## Required work
Return the records in full, exactly as given.

## Material to process
════════════════════

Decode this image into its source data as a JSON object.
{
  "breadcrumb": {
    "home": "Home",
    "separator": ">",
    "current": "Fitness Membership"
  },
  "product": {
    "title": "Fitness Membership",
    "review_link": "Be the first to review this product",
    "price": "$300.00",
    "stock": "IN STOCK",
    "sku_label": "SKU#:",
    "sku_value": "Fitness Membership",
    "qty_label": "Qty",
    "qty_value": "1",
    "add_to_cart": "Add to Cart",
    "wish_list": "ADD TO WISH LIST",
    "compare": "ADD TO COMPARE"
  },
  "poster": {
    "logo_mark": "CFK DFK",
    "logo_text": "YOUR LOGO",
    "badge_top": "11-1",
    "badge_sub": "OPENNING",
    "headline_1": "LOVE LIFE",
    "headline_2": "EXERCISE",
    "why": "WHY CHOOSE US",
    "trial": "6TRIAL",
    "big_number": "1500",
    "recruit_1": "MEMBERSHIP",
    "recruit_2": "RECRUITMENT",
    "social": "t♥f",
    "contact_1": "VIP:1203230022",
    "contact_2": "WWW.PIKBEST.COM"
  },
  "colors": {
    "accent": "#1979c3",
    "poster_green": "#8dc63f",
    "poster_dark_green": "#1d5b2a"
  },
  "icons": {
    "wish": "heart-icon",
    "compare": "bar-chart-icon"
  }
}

════════════════════

## The reply
Decode this image into its source data as a JSON object.
{
  "breadcrumb": {
    "home": "Home",
    "separator": ">",
    "current": "Fitness Membership"
  },
  "product": {
    "title": "Fitness Membership",
    "review_link": "Be the first to review this product",
    "price": "$300.00",
    "stock": "IN STOCK",
    "sku_label": "SKU#:",
    "sku_value": "Fitness Membership",
    "qty_label": "Qty",
    "qty_value": "1",
    "add_to_cart": "Add to Cart",
    "wish_list": "ADD TO WISH LIST",
    "compare": "ADD TO COMPARE"
  },
  "poster": {
    "logo_mark": "CFK DFK",
    "logo_text": "YOUR LOGO",
    "badge_top": "11-1",
    "badge_sub": "OPENNING",
    "headline_1": "LOVE LIFE",
    "headline_2": "EXERCISE",
    "why": "WHY CHOOSE US",
    "trial": "6TRIAL",
    "big_number": "1500",
    "recruit_1": "MEMBERSHIP",
    "recruit_2": "RECRUITMENT",
    "social": "t♥f",
    "contact_1": "VIP:1203230022",
    "contact_2": "WWW.PIKBEST.COM"
  },
  "colors": {
    "accent": "#1979c3",
    "poster_green": "#8dc63f",
    "poster_dark_green": "#1d5b2a"
  },
  "icons": {
    "wish": "heart-icon",
    "compare": "bar-chart-icon"
  }
}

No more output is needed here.